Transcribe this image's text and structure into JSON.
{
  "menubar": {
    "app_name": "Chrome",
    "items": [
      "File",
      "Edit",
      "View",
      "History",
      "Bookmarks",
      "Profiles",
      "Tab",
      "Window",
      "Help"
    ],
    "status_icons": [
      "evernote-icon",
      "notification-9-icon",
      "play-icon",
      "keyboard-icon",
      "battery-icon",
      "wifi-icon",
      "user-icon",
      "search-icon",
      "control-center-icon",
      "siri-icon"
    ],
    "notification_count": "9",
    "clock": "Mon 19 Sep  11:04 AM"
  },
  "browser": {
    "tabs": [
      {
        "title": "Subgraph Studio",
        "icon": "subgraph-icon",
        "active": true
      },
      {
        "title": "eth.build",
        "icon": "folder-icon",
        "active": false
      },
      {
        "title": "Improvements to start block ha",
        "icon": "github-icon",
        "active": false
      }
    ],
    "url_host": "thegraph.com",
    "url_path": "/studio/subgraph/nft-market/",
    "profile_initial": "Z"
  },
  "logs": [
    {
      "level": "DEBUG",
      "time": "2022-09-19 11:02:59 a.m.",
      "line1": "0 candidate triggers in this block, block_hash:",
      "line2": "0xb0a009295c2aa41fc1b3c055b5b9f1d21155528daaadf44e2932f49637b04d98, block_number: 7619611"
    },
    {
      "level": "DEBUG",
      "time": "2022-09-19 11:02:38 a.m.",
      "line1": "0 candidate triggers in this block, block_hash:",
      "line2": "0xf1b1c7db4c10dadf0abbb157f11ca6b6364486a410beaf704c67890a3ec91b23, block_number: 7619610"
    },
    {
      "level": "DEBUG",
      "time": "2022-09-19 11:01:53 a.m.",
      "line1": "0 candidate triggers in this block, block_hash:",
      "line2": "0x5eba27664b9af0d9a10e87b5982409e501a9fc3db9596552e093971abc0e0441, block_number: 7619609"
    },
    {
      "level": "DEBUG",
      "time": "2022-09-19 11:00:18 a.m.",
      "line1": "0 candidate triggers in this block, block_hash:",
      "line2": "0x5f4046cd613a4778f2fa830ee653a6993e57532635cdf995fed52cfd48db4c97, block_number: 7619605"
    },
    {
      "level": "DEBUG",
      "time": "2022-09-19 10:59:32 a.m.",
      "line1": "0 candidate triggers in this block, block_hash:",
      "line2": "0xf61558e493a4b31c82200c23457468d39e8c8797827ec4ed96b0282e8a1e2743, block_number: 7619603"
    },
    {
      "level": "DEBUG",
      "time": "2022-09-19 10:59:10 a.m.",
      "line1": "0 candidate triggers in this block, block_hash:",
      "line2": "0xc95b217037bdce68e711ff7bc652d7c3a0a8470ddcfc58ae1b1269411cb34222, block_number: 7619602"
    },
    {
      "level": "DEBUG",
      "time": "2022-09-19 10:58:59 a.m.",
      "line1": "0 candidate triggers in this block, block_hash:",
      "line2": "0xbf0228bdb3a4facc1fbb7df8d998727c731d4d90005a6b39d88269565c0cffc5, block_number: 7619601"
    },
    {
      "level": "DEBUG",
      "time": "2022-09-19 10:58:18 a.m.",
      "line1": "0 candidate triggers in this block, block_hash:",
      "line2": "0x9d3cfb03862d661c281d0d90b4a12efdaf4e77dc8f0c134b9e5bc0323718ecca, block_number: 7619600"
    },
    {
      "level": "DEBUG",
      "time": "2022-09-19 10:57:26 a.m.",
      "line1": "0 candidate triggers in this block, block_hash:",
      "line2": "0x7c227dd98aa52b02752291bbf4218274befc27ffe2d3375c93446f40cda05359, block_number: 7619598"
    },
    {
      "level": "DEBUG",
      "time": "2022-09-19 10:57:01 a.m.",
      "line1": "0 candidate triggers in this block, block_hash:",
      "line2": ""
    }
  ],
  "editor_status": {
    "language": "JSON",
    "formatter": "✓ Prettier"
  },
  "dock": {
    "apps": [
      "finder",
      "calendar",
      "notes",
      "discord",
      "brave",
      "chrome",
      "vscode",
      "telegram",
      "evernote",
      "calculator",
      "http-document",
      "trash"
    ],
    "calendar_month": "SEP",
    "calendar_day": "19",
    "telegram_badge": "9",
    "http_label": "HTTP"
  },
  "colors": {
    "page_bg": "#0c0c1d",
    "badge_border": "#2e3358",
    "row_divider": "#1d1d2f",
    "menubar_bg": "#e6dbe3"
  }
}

= = = = = = =

Repeat the data precisely, reproducing every entry.

Transcribe this image's text and structure into JSON.
{
  "menubar": {
    "app_name": "Chrome",
    "items": [
      "File",
      "Edit",
      "View",
      "History",
      "Bookmarks",
      "Profiles",
      "Tab",
      "Window",
      "Help"
    ],
    "status_icons": [
      "evernote-icon",
      "notification-9-icon",
      "play-icon",
      "keyboard-icon",
      "battery-icon",
      "wifi-icon",
      "user-icon",
      "search-icon",
      "control-center-icon",
      "siri-icon"
    ],
    "notification_count": "9",
    "clock": "Mon 19 Sep  11:04 AM"
  },
  "browser": {
    "tabs": [
      {
        "title": "Subgraph Studio",
        "icon": "subgraph-icon",
        "active": true
      },
      {
        "title": "eth.build",
        "icon": "folder-icon",
        "active": false
      },
      {
        "title": "Improvements to start block ha",
        "icon": "github-icon",
        "active": false
      }
    ],
    "url_host": "thegraph.com",
    "url_path": "/studio/subgraph/nft-market/",
    "profile_initial": "Z"
  },
  "logs": [
    {
      "level": "DEBUG",
      "time": "2022-09-19 11:02:59 a.m.",
      "line1": "0 candidate triggers in this block, block_hash:",
      "line2": "0xb0a009295c2aa41fc1b3c055b5b9f1d21155528daaadf44e2932f49637b04d98, block_number: 7619611"
    },
    {
      "level": "DEBUG",
      "time": "2022-09-19 11:02:38 a.m.",
      "line1": "0 candidate triggers in this block, block_hash:",
      "line2": "0xf1b1c7db4c10dadf0abbb157f11ca6b6364486a410beaf704c67890a3ec91b23, block_number: 7619610"
    },
    {
      "level": "DEBUG",
      "time": "2022-09-19 11:01:53 a.m.",
      "line1": "0 candidate triggers in this block, block_hash:",
      "line2": "0x5eba27664b9af0d9a10e87b5982409e501a9fc3db9596552e093971abc0e0441, block_number: 7619609"
    },
    {
      "level": "DEBUG",
      "time": "2022-09-19 11:00:18 a.m.",
      "line1": "0 candidate triggers in this block, block_hash:",
      "line2": "0x5f4046cd613a4778f2fa830ee653a6993e57532635cdf995fed52cfd48db4c97, block_number: 7619605"
    },
    {
      "level": "DEBUG",
      "time": "2022-09-19 10:59:32 a.m.",
      "line1": "0 candidate triggers in this block, block_hash:",
      "line2": "0xf61558e493a4b31c82200c23457468d39e8c8797827ec4ed96b0282e8a1e2743, block_number: 7619603"
    },
    {
      "level": "DEBUG",
      "time": "2022-09-19 10:59:10 a.m.",
      "line1": "0 candidate triggers in this block, block_hash:",
      "line2": "0xc95b217037bdce68e711ff7bc652d7c3a0a8470ddcfc58ae1b1269411cb34222, block_number: 7619602"
    },
    {
      "level": "DEBUG",
      "time": "2022-09-19 10:58:59 a.m.",
      "line1": "0 candidate triggers in this block, block_hash:",
      "line2": "0xbf0228bdb3a4facc1fbb7df8d998727c731d4d90005a6b39d88269565c0cffc5, block_number: 7619601"
    },
    {
      "level": "DEBUG",
      "time": "2022-09-19 10:58:18 a.m.",
      "line1": "0 candidate triggers in this block, block_hash:",
      "line2": "0x9d3cfb03862d661c281d0d90b4a12efdaf4e77dc8f0c134b9e5bc0323718ecca, block_number: 7619600"
    },
    {
      "level": "DEBUG",
      "time": "2022-09-19 10:57:26 a.m.",
      "line1": "0 candidate triggers in this block, block_hash:",
      "line2": "0x7c227dd98aa52b02752291bbf4218274befc27ffe2d3375c93446f40cda05359, block_number: 7619598"
    },
    {
      "level": "DEBUG",
      "time": "2022-09-19 10:57:01 a.m.",
      "line1": "0 candidate triggers in this block, block_hash:",
      "line2": ""
    }
  ],
  "editor_status": {
    "language": "JSON",
    "formatter": "✓ Prettier"
  },
  "dock": {
    "apps": [
      "finder",
      "calendar",
      "notes",
      "discord",
      "brave",
      "chrome",
      "vscode",
      "telegram",
      "evernote",
      "calculator",
      "http-document",
      "trash"
    ],
    "calendar_month": "SEP",
    "calendar_day": "19",
    "telegram_badge": "9",
    "http_label": "HTTP"
  },
  "colors": {
    "page_bg": "#0c0c1d",
    "badge_border": "#2e3358",
    "row_divider": "#1d1d2f",
    "menubar_bg": "#e6dbe3"
  }
}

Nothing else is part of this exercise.